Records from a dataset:
----------

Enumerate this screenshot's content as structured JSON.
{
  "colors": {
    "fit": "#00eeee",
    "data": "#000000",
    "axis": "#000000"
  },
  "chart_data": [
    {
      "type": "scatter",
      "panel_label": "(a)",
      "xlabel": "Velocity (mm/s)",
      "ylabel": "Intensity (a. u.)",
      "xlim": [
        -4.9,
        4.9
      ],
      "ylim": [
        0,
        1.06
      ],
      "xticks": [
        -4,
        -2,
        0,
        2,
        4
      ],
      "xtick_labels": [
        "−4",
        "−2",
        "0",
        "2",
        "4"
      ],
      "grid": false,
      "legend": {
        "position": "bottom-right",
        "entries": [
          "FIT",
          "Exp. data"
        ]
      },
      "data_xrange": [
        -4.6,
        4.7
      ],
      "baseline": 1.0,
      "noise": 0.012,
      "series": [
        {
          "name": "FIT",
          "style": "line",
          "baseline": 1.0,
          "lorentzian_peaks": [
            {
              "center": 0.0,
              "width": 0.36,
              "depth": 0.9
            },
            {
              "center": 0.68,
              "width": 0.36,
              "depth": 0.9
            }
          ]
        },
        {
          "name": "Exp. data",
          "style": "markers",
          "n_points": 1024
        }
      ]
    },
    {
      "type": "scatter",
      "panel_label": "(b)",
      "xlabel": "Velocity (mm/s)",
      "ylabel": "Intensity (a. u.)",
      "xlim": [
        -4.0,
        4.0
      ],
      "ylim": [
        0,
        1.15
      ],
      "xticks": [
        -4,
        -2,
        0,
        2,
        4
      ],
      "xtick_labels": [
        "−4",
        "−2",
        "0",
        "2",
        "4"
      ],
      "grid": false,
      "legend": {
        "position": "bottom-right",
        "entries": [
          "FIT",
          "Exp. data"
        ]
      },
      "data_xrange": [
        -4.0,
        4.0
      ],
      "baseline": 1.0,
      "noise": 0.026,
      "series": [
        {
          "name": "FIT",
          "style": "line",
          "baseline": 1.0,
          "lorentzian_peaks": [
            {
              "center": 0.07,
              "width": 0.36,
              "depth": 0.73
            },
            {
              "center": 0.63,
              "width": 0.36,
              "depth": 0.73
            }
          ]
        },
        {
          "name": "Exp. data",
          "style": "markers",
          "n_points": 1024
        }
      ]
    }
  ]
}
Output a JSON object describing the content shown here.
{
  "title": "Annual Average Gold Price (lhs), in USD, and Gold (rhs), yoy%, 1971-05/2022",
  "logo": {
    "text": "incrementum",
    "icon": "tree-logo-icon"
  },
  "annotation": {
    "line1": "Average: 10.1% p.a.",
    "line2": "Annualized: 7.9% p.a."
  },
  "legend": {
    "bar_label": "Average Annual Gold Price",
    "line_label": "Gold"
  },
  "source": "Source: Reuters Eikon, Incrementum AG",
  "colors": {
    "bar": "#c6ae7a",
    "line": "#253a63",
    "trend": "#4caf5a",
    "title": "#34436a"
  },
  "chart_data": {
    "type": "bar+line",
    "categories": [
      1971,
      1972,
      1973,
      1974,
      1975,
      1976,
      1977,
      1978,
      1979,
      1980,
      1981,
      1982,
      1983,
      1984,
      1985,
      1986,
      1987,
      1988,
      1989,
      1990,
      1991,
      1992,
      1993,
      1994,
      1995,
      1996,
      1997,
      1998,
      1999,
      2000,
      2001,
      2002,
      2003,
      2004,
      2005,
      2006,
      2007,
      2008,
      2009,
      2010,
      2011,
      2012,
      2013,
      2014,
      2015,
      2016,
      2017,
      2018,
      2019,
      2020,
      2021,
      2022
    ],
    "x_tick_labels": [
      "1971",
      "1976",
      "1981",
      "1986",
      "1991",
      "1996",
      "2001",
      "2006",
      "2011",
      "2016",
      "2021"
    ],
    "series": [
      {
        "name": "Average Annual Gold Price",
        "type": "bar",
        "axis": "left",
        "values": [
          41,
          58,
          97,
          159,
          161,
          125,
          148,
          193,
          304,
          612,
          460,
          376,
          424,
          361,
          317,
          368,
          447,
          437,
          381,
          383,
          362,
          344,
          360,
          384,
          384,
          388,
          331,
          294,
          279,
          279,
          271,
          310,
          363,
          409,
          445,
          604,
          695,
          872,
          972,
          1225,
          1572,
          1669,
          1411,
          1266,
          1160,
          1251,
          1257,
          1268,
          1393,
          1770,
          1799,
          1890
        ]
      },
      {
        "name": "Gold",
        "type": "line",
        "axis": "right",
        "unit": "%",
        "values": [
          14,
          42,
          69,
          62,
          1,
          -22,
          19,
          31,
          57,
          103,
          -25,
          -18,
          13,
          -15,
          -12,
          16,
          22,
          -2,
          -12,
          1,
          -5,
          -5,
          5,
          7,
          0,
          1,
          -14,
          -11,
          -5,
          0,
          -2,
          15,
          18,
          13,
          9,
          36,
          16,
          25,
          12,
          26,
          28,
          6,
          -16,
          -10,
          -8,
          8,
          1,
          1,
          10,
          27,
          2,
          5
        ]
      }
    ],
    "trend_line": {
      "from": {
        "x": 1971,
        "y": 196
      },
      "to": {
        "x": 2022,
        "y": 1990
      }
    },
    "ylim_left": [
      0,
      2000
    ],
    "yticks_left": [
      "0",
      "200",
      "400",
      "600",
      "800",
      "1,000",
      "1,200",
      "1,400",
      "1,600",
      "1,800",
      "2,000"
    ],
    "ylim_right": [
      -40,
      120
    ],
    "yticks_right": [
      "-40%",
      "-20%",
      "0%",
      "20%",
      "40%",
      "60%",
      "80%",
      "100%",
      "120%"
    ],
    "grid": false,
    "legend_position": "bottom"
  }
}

----------

▸ **Task description**: Counting only lines of the data above that hold "Gold", report the total and nothing else.

▸ **Answer to this problem**: 5